- [Structured figure records]

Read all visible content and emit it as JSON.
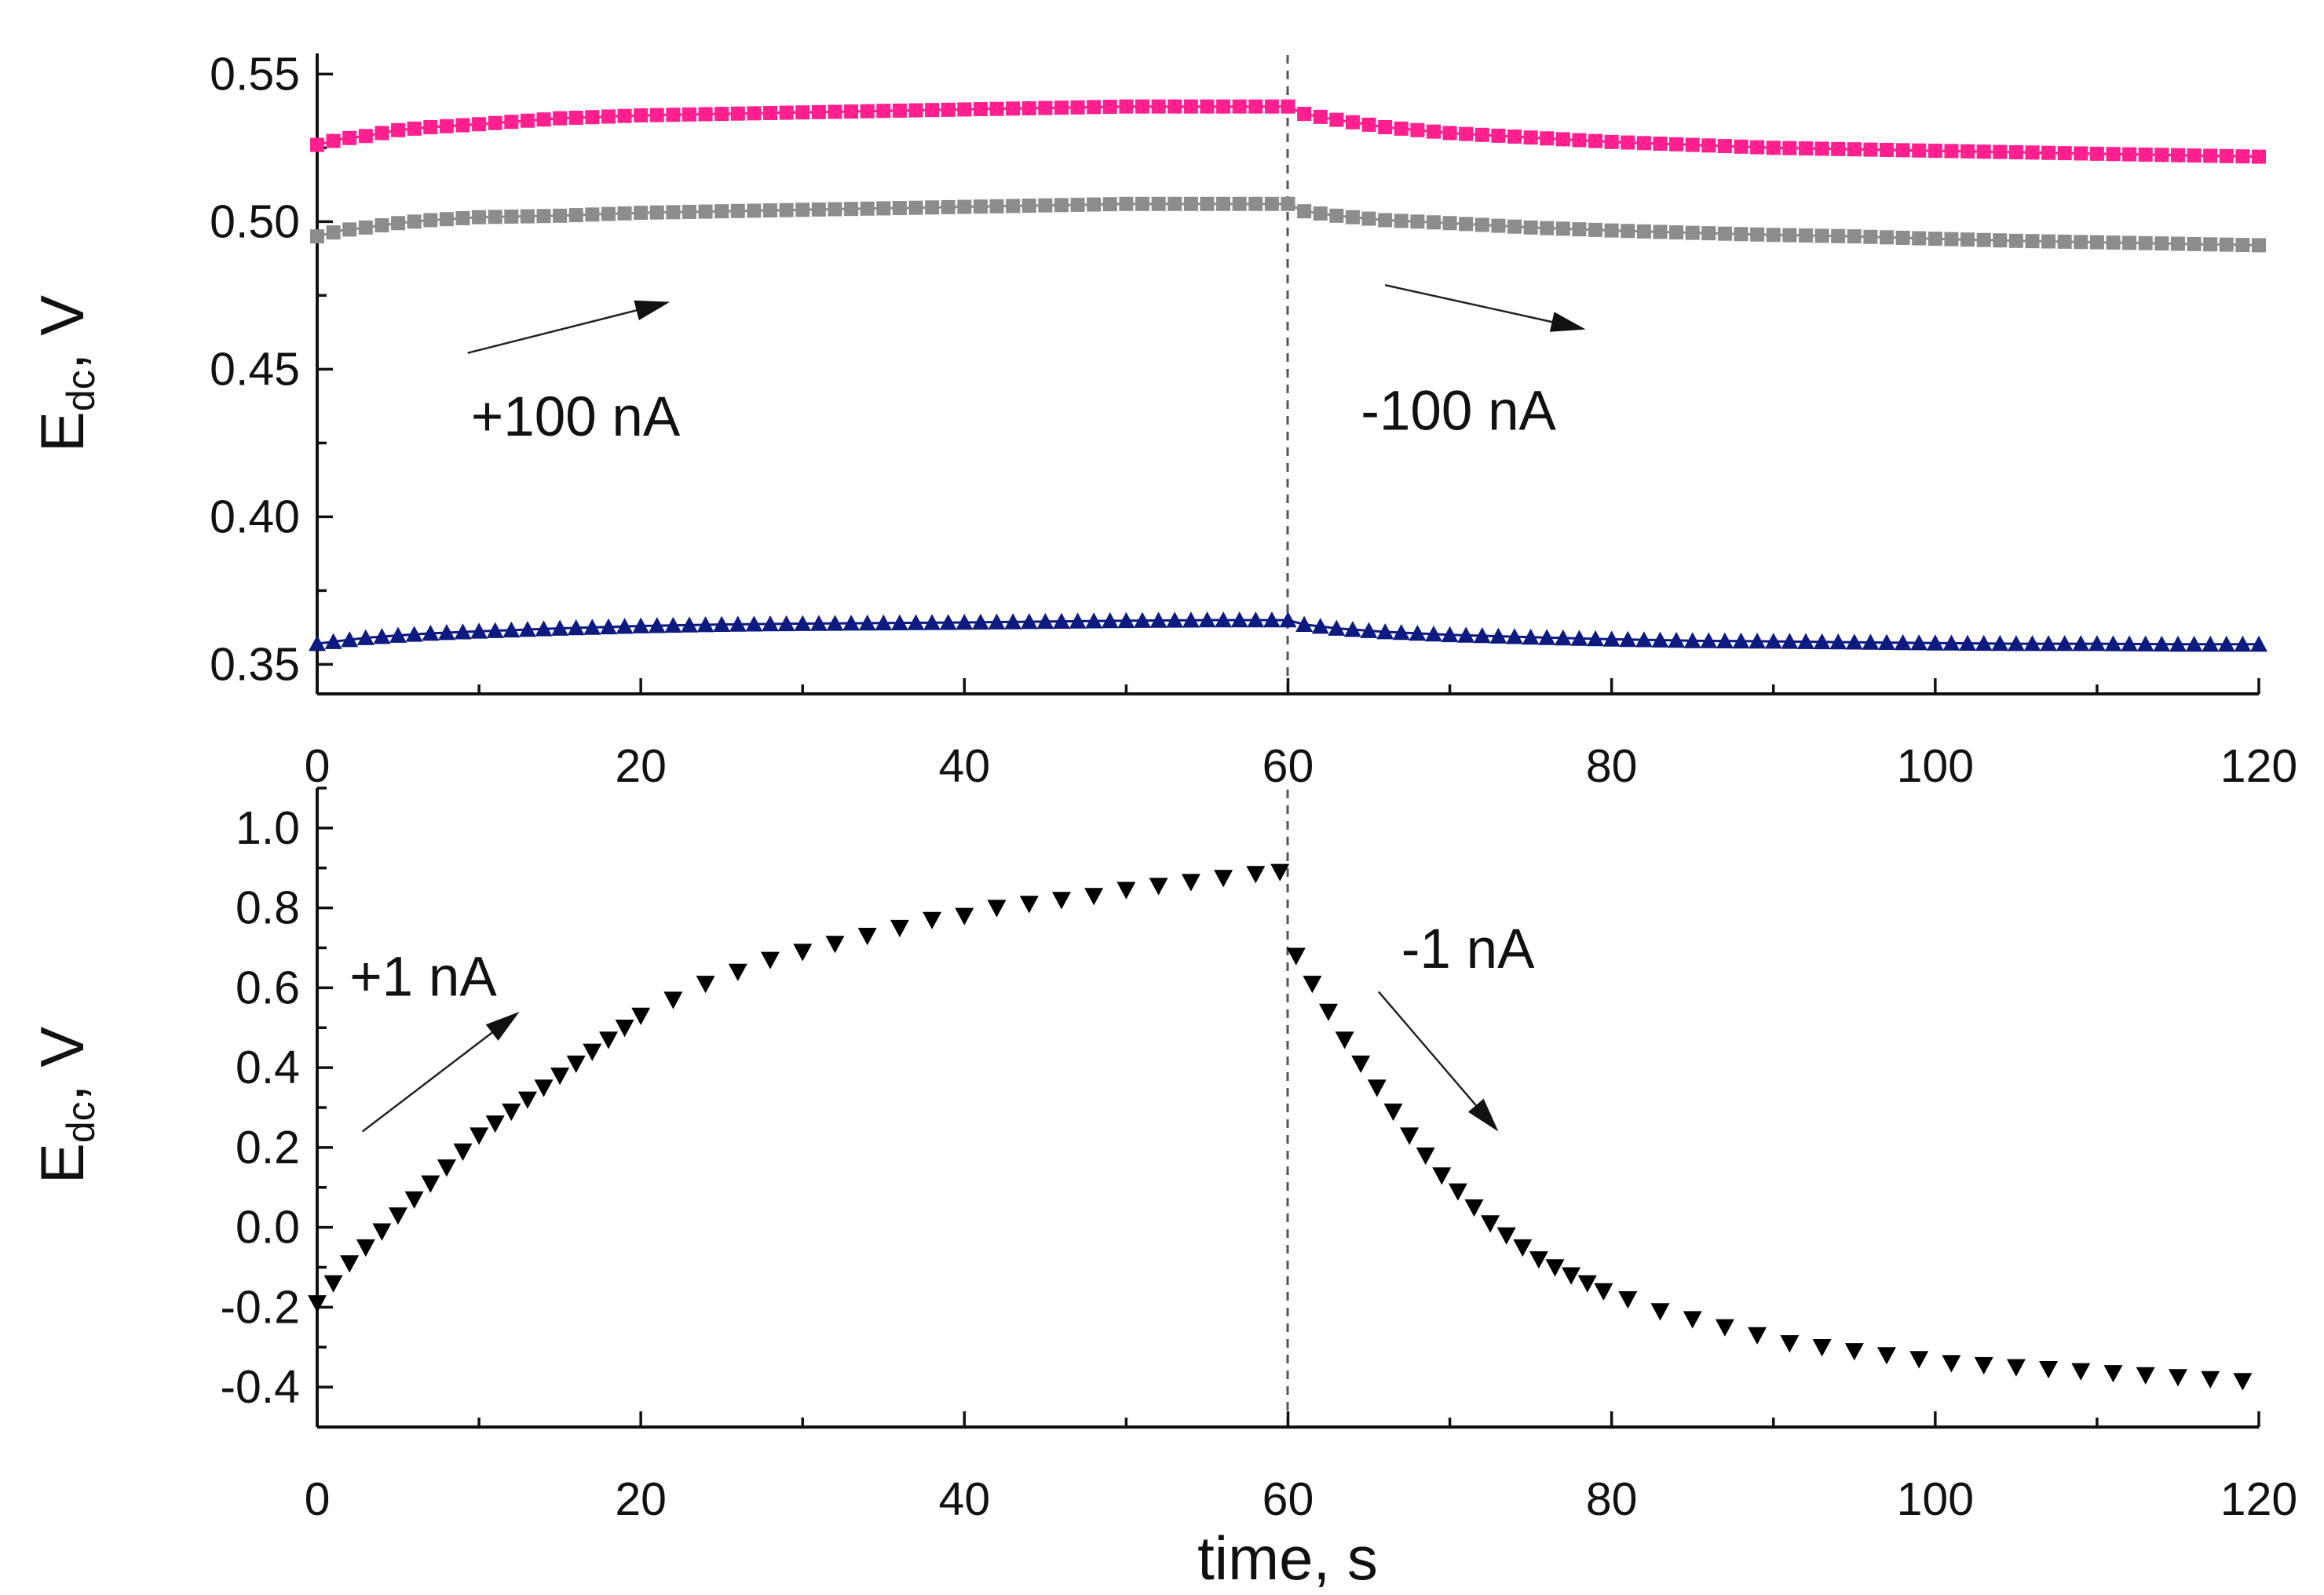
{
  "chart_data": [
    {
      "type": "scatter",
      "panel": "top",
      "ylabel_main": "E",
      "ylabel_sub": "dc",
      "ylabel_tail": ", V",
      "xlim": [
        0,
        120
      ],
      "ylim": [
        0.34,
        0.557
      ],
      "xticks": [
        "0",
        "20",
        "40",
        "60",
        "80",
        "100",
        "120"
      ],
      "yticks": [
        "0.35",
        "0.40",
        "0.45",
        "0.50",
        "0.55"
      ],
      "grid": false,
      "divider_x": 60,
      "series": [
        {
          "marker": "square",
          "color": "#ff1f8e",
          "x": [
            0,
            1.5,
            3,
            5,
            7,
            10,
            15,
            20,
            25,
            30,
            35,
            40,
            45,
            50,
            55,
            60,
            61,
            63,
            66,
            70,
            75,
            80,
            85,
            90,
            95,
            100,
            105,
            110,
            115,
            120
          ],
          "y": [
            0.526,
            0.528,
            0.529,
            0.531,
            0.532,
            0.533,
            0.535,
            0.536,
            0.5365,
            0.537,
            0.5375,
            0.538,
            0.5385,
            0.539,
            0.539,
            0.539,
            0.5365,
            0.5345,
            0.532,
            0.53,
            0.5285,
            0.527,
            0.526,
            0.525,
            0.5245,
            0.524,
            0.5235,
            0.523,
            0.5225,
            0.522
          ]
        },
        {
          "marker": "square",
          "color": "#8c8c8c",
          "x": [
            0,
            1.5,
            3,
            5,
            7,
            10,
            15,
            20,
            25,
            30,
            35,
            40,
            45,
            50,
            55,
            60,
            61,
            63,
            66,
            70,
            75,
            80,
            85,
            90,
            95,
            100,
            105,
            110,
            115,
            120
          ],
          "y": [
            0.495,
            0.497,
            0.498,
            0.4995,
            0.5005,
            0.5015,
            0.502,
            0.503,
            0.5035,
            0.504,
            0.5045,
            0.505,
            0.5055,
            0.506,
            0.506,
            0.506,
            0.5035,
            0.502,
            0.5005,
            0.4995,
            0.498,
            0.497,
            0.4962,
            0.4955,
            0.495,
            0.4942,
            0.4935,
            0.493,
            0.4925,
            0.492
          ]
        },
        {
          "marker": "triangle-up",
          "color": "#0d1a80",
          "x": [
            0,
            1.5,
            3,
            5,
            7,
            10,
            15,
            20,
            25,
            30,
            35,
            40,
            45,
            50,
            55,
            60,
            61,
            63,
            66,
            70,
            75,
            80,
            85,
            90,
            95,
            100,
            105,
            110,
            115,
            120
          ],
          "y": [
            0.357,
            0.358,
            0.359,
            0.3598,
            0.3605,
            0.3612,
            0.3622,
            0.363,
            0.3635,
            0.3638,
            0.364,
            0.3642,
            0.3645,
            0.3648,
            0.365,
            0.365,
            0.3635,
            0.3622,
            0.361,
            0.36,
            0.3592,
            0.3585,
            0.358,
            0.3578,
            0.3575,
            0.3572,
            0.357,
            0.357,
            0.3568,
            0.3568
          ]
        }
      ],
      "annotations": [
        {
          "text": "+100 nA",
          "x": 9.5,
          "y": 0.4275,
          "arrow_from": [
            9.3,
            0.4555
          ],
          "arrow_to": [
            21.8,
            0.4728
          ]
        },
        {
          "text": "-100 nA",
          "x": 64.5,
          "y": 0.4295,
          "arrow_from": [
            66,
            0.4785
          ],
          "arrow_to": [
            78.4,
            0.4635
          ]
        }
      ]
    },
    {
      "type": "scatter",
      "panel": "bottom",
      "ylabel_main": "E",
      "ylabel_sub": "dc",
      "ylabel_tail": ", V",
      "xlabel": "time, s",
      "xlim": [
        0,
        120
      ],
      "ylim": [
        -0.5,
        1.1
      ],
      "xticks": [
        "0",
        "20",
        "40",
        "60",
        "80",
        "100",
        "120"
      ],
      "yticks": [
        "-0.4",
        "-0.2",
        "0.0",
        "0.2",
        "0.4",
        "0.6",
        "0.8",
        "1.0"
      ],
      "grid": false,
      "divider_x": 60,
      "series": [
        {
          "marker": "triangle-down",
          "color": "#000000",
          "x": [
            0,
            1,
            2,
            3,
            4,
            5,
            6,
            7,
            8,
            9,
            10,
            11,
            12,
            13,
            14,
            15,
            16,
            17,
            18,
            19,
            20,
            22,
            24,
            26,
            28,
            30,
            32,
            34,
            36,
            38,
            40,
            42,
            44,
            46,
            48,
            50,
            52,
            54,
            56,
            58,
            59.5,
            60.5,
            61.5,
            62.5,
            63.5,
            64.5,
            65.5,
            66.5,
            67.5,
            68.5,
            69.5,
            70.5,
            71.5,
            72.5,
            73.5,
            74.5,
            75.5,
            76.5,
            77.5,
            78.5,
            79.5,
            81,
            83,
            85,
            87,
            89,
            91,
            93,
            95,
            97,
            99,
            101,
            103,
            105,
            107,
            109,
            111,
            113,
            115,
            117,
            119
          ],
          "y": [
            -0.19,
            -0.14,
            -0.09,
            -0.05,
            -0.01,
            0.03,
            0.07,
            0.11,
            0.15,
            0.19,
            0.23,
            0.26,
            0.29,
            0.32,
            0.35,
            0.38,
            0.41,
            0.44,
            0.47,
            0.5,
            0.53,
            0.57,
            0.61,
            0.64,
            0.67,
            0.69,
            0.71,
            0.73,
            0.75,
            0.77,
            0.78,
            0.8,
            0.81,
            0.82,
            0.83,
            0.845,
            0.855,
            0.865,
            0.875,
            0.885,
            0.89,
            0.68,
            0.61,
            0.54,
            0.47,
            0.41,
            0.35,
            0.29,
            0.23,
            0.18,
            0.13,
            0.09,
            0.05,
            0.01,
            -0.02,
            -0.05,
            -0.08,
            -0.1,
            -0.12,
            -0.14,
            -0.16,
            -0.18,
            -0.21,
            -0.23,
            -0.25,
            -0.27,
            -0.29,
            -0.3,
            -0.31,
            -0.32,
            -0.33,
            -0.34,
            -0.345,
            -0.35,
            -0.355,
            -0.36,
            -0.365,
            -0.37,
            -0.375,
            -0.38,
            -0.385
          ]
        }
      ],
      "annotations": [
        {
          "text": "+1 nA",
          "x": 2,
          "y": 0.58,
          "arrow_from": [
            2.8,
            0.24
          ],
          "arrow_to": [
            12.5,
            0.54
          ]
        },
        {
          "text": "-1 nA",
          "x": 67,
          "y": 0.65,
          "arrow_from": [
            65.6,
            0.59
          ],
          "arrow_to": [
            73,
            0.24
          ]
        }
      ]
    }
  ]
}
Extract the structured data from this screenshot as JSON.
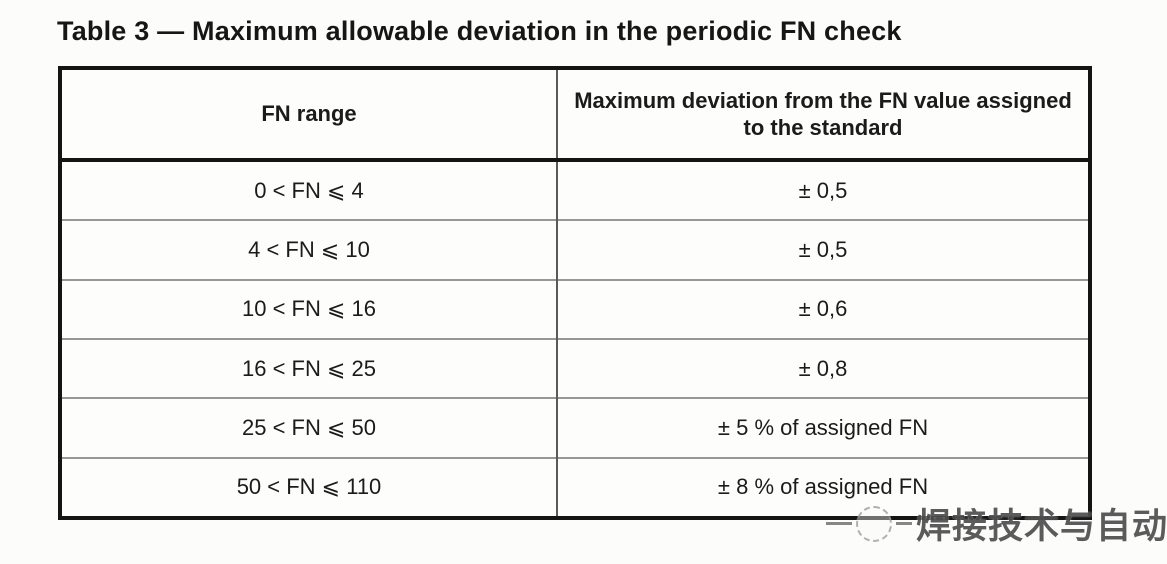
{
  "title": "Table 3 — Maximum allowable deviation in the periodic FN check",
  "table": {
    "header": {
      "col1": "FN range",
      "col2": "Maximum deviation from the FN value assigned to the standard"
    },
    "rows": [
      {
        "range": "0 < FN ⩽ 4",
        "deviation": "± 0,5"
      },
      {
        "range": "4 < FN ⩽ 10",
        "deviation": "± 0,5"
      },
      {
        "range": "10 < FN ⩽ 16",
        "deviation": "± 0,6"
      },
      {
        "range": "16 < FN ⩽ 25",
        "deviation": "± 0,8"
      },
      {
        "range": "25 < FN ⩽ 50",
        "deviation": "± 5 % of assigned FN"
      },
      {
        "range": "50 < FN ⩽ 110",
        "deviation": "± 8 % of assigned FN"
      }
    ]
  },
  "watermark": {
    "logo": "dashed-circle-logo",
    "text": "焊接技术与自动化"
  },
  "chart_data": {
    "type": "table",
    "title": "Table 3 — Maximum allowable deviation in the periodic FN check",
    "columns": [
      "FN range",
      "Maximum deviation from the FN value assigned to the standard"
    ],
    "rows": [
      [
        "0 < FN ⩽ 4",
        "± 0,5"
      ],
      [
        "4 < FN ⩽ 10",
        "± 0,5"
      ],
      [
        "10 < FN ⩽ 16",
        "± 0,6"
      ],
      [
        "16 < FN ⩽ 25",
        "± 0,8"
      ],
      [
        "25 < FN ⩽ 50",
        "± 5 % of assigned FN"
      ],
      [
        "50 < FN ⩽ 110",
        "± 8 % of assigned FN"
      ]
    ]
  },
  "colors": {
    "page_background": "#fcfcfb",
    "border_heavy": "#141414",
    "border_light": "#979797",
    "text": "#1b1b1b",
    "watermark": "rgba(55,55,55,0.82)"
  }
}
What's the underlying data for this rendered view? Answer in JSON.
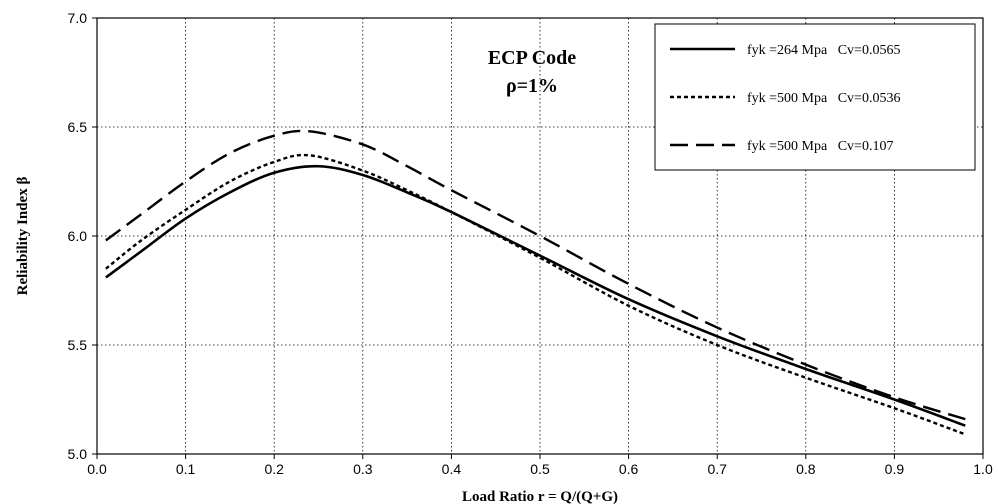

- [Work required]
Which lines in the records above contain the string "value"? Copy each one.

- [Answer to this task]
      "col2": "Maximum deviation from the FN value assigned to the standard"
      "Maximum deviation from the FN value assigned to the standard"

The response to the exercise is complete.